EXTRACT TO READ:

Guyon Fernandez (born 18 April 1986) is a Curaçaoan professional footballer who plays as a forward for VV Smitshoek.

He formerly played for ADO Den Haag, Excelsior, Feyenoord, PEC Zwolle, NAC Breda, Perth Glory, Stal Dniprodzerzhynsk, Delhi Dynamos and FC Lienden.

Club career

ADO Den Haag
Fernandez started his professional career with ADO Den Haag in the Dutch Eerste Divisie. He played 11 matches in his first season in which he scored once.

Excelsior
In his first season in the Eredivisie, while playing for Excelsior, Fernandez was praised for performance in a victory against local rivals Feyenoord, in which he scored two goals. In March 2011 Fernandez was the subject of interest from Romanian side Steaua Bucharest.

Feyenoord
In May 2011, it was announced that Fernandez had signed for Feyenoord at the start of the 2011–12 season.

TASKS AND EXERCISES:
A – According to the footballer biography, why was Fernandez praised in his first Eredivisie season with Excelsior? Answer in one to three sentences.
B – Output everything in the footballer biography from "He formerly played" down to "he scored once.", copied word for word.
The material that comes next is separate from the footballer biography.

INFORMATION SHOWN:
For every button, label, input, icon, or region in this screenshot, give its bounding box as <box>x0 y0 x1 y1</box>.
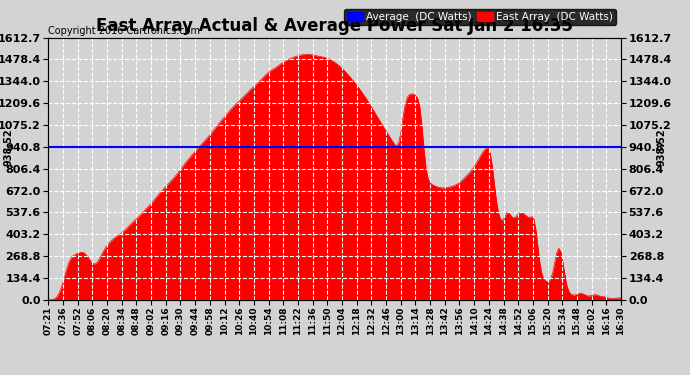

PROBLEM SOLUTIONS:
A – He was praised for his performance in a victory over local rivals Feyenoord. He scored two goals in that match.

B –
He formerly played for ADO Den Haag, Excelsior, Feyenoord, PEC Zwolle, NAC Breda, Perth Glory, Stal Dniprodzerzhynsk, Delhi Dynamos and FC Lienden.

Club career

ADO Den Haag
Fernandez started his professional career with ADO Den Haag in the Dutch Eerste Divisie. He played 11 matches in his first season in which he scored once.